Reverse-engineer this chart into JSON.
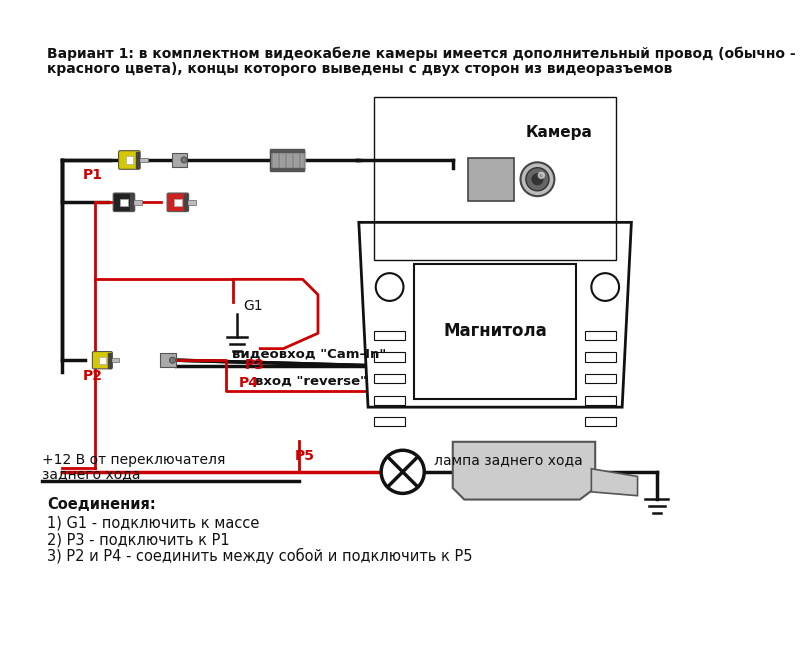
{
  "bg_color": "#ffffff",
  "title_line1": "Вариант 1: в комплектном видеокабеле камеры имеется дополнительный провод (обычно -",
  "title_line2": "красного цвета), концы которого выведены с двух сторон из видеоразъемов",
  "camera_label": "Камера",
  "magnitola_label": "Магнитола",
  "lampa_label": "лампа заднего хода",
  "plus12_line1": "+12 В от переключателя",
  "plus12_line2": "заднего хода",
  "videovhod_label": "видеовход \"Cam-In\"",
  "reverse_label": "вход \"reverse\"",
  "connections_header": "Соединения:",
  "connection1": "1) G1 - подключить к массе",
  "connection2": "2) Р3 - подключить к Р1",
  "connection3": "3) Р2 и Р4 - соединить между собой и подключить к Р5",
  "black_wire": "#111111",
  "red_wire": "#cc0000",
  "yellow_color": "#d4c800",
  "gray_color": "#888888",
  "light_gray": "#cccccc",
  "text_color": "#111111",
  "lw_black": 2.5,
  "lw_red": 2.0
}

-------------------------

## TASK
Copy all lines above containing the string "подключить".

## ANSWER TO THIS TASK
  "connection1": "1) G1 - подключить к массе",
  "connection2": "2) Р3 - подключить к Р1",
  "connection3": "3) Р2 и Р4 - соединить между собой и подключить к Р5",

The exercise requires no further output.